▶ [What to produce]
Lines before the one containing "OCR this image." are left out; copy that line and every later line through the end of the data exactly.

● ● ● ●

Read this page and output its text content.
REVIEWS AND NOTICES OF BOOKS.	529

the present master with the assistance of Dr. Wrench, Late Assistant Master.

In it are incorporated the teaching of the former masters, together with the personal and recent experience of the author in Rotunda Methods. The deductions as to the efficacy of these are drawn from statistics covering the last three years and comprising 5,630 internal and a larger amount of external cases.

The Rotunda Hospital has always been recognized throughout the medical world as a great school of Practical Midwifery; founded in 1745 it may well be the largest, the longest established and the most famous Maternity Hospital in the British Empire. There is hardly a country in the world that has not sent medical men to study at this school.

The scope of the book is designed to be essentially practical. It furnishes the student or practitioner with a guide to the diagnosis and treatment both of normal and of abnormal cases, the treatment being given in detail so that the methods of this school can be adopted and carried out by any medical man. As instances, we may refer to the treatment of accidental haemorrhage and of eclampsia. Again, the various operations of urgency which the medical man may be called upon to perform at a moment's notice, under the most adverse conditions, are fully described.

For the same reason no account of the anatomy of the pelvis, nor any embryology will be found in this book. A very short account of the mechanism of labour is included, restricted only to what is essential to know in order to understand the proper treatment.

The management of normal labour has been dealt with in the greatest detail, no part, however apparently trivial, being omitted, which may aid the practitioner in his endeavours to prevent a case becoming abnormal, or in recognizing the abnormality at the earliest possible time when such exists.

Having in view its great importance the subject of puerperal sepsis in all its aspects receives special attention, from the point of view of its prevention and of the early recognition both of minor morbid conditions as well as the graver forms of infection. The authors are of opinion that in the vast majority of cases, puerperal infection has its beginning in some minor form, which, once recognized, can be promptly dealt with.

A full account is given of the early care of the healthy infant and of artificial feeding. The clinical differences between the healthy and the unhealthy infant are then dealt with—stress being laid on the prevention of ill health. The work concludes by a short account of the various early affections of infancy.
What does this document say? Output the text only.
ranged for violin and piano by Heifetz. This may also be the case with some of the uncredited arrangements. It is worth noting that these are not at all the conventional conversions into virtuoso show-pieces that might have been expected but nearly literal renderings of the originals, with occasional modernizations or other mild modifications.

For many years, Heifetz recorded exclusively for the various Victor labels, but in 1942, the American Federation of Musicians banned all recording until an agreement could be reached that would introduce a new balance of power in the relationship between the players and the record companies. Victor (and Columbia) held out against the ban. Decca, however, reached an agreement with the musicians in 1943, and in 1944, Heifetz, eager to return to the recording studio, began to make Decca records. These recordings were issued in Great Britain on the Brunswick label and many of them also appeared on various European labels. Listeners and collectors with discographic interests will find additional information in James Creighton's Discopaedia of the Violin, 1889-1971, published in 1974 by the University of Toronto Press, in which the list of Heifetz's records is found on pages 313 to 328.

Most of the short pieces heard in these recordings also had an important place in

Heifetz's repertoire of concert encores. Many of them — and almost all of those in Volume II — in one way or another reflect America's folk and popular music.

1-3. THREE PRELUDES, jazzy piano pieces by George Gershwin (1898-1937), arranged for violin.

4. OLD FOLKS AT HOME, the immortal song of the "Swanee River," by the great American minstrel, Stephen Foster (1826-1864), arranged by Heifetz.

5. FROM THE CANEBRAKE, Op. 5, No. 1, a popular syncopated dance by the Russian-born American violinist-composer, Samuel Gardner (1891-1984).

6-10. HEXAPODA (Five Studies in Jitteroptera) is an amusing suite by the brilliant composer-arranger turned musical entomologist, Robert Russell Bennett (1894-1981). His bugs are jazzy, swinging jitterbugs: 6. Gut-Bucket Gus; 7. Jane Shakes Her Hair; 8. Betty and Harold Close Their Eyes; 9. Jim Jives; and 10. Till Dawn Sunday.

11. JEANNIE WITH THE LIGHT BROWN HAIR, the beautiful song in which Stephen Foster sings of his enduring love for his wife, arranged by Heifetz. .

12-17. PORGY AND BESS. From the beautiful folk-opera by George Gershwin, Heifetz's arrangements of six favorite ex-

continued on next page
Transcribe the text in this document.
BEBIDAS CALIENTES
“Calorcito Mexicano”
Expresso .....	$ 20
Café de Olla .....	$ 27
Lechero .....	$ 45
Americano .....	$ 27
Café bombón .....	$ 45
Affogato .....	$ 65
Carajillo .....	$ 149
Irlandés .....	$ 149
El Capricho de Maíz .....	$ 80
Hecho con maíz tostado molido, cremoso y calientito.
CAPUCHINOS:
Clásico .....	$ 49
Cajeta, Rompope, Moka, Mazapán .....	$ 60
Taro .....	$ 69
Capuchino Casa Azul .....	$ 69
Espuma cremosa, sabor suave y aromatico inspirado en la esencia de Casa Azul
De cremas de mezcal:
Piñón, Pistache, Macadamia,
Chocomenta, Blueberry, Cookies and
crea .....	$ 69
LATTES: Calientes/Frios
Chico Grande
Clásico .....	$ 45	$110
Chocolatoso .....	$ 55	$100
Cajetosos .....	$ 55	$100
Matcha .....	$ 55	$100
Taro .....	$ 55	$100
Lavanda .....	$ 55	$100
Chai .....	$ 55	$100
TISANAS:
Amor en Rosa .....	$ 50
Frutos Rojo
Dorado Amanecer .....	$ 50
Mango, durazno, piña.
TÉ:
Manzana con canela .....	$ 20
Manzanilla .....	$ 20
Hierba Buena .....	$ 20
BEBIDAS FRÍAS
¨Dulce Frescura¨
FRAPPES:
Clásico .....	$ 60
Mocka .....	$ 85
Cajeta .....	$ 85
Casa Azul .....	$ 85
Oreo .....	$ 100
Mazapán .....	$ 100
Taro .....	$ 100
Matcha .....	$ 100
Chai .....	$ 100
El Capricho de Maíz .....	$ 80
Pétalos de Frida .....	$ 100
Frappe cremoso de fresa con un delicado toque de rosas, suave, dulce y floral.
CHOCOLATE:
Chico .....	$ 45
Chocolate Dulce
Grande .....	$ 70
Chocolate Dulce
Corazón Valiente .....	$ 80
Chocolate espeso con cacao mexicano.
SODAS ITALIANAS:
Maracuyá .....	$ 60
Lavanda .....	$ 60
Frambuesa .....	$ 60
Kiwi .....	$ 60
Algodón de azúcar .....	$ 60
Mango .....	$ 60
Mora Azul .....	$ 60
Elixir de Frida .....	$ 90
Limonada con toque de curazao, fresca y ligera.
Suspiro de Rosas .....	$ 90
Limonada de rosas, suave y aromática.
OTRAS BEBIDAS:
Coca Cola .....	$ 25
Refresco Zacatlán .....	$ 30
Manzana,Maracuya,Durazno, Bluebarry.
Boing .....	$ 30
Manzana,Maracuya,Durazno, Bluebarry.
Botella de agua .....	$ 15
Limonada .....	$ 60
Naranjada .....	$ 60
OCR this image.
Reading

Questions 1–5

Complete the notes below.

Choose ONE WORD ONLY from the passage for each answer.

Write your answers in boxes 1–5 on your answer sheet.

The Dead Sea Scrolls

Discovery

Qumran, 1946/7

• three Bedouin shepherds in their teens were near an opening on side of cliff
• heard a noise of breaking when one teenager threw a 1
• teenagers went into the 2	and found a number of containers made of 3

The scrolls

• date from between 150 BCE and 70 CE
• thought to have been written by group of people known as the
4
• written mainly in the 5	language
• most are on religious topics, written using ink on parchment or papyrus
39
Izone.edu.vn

● ● ● ●

▶ [Exercise answer]
OCR this image.
Reading

Questions 1–5

Complete the notes below.

Choose ONE WORD ONLY from the passage for each answer.

Write your answers in boxes 1–5 on your answer sheet.

The Dead Sea Scrolls

Discovery

Qumran, 1946/7

• three Bedouin shepherds in their teens were near an opening on side of cliff
• heard a noise of breaking when one teenager threw a 1
• teenagers went into the 2	and found a number of containers made of 3

The scrolls

• date from between 150 BCE and 70 CE
• thought to have been written by group of people known as the
4
• written mainly in the 5	language
• most are on religious topics, written using ink on parchment or papyrus
39
Izone.edu.vn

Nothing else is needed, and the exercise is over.